▶ **REQUEST**
Will you quote all of the entries, word for word?

▶ **PROVIDED RECORDS**
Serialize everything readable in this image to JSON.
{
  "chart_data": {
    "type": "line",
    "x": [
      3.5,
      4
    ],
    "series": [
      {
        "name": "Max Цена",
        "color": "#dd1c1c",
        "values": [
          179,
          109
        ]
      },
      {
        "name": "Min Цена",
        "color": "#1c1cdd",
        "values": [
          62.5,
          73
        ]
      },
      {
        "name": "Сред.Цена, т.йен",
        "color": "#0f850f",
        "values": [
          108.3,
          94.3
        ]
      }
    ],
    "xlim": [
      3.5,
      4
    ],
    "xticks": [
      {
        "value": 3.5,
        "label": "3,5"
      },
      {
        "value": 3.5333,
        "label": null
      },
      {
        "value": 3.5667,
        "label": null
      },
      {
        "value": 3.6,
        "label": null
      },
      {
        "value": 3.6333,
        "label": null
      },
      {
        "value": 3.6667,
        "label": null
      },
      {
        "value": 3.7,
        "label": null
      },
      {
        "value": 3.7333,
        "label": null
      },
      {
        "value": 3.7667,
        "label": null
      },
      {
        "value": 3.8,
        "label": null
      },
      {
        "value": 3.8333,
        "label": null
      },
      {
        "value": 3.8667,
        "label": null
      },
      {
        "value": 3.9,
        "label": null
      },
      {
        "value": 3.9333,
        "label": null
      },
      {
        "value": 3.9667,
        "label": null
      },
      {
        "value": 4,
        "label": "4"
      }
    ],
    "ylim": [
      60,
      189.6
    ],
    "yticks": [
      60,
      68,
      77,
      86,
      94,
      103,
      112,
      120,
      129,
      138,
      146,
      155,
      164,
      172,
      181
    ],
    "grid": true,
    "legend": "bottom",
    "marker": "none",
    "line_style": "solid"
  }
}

▶ **WRITTEN ANSWER**
Serialize everything readable in this image to JSON.
{
  "chart_data": {
    "type": "line",
    "x": [
      3.5,
      4
    ],
    "series": [
      {
        "name": "Max Цена",
        "color": "#dd1c1c",
        "values": [
          179,
          109
        ]
      },
      {
        "name": "Min Цена",
        "color": "#1c1cdd",
        "values": [
          62.5,
          73
        ]
      },
      {
        "name": "Сред.Цена, т.йен",
        "color": "#0f850f",
        "values": [
          108.3,
          94.3
        ]
      }
    ],
    "xlim": [
      3.5,
      4
    ],
    "xticks": [
      {
        "value": 3.5,
        "label": "3,5"
      },
      {
        "value": 3.5333,
        "label": null
      },
      {
        "value": 3.5667,
        "label": null
      },
      {
        "value": 3.6,
        "label": null
      },
      {
        "value": 3.6333,
        "label": null
      },
      {
        "value": 3.6667,
        "label": null
      },
      {
        "value": 3.7,
        "label": null
      },
      {
        "value": 3.7333,
        "label": null
      },
      {
        "value": 3.7667,
        "label": null
      },
      {
        "value": 3.8,
        "label": null
      },
      {
        "value": 3.8333,
        "label": null
      },
      {
        "value": 3.8667,
        "label": null
      },
      {
        "value": 3.9,
        "label": null
      },
      {
        "value": 3.9333,
        "label": null
      },
      {
        "value": 3.9667,
        "label": null
      },
      {
        "value": 4,
        "label": "4"
      }
    ],
    "ylim": [
      60,
      189.6
    ],
    "yticks": [
      60,
      68,
      77,
      86,
      94,
      103,
      112,
      120,
      129,
      138,
      146,
      155,
      164,
      172,
      181
    ],
    "grid": true,
    "legend": "bottom",
    "marker": "none",
    "line_style": "solid"
  }
}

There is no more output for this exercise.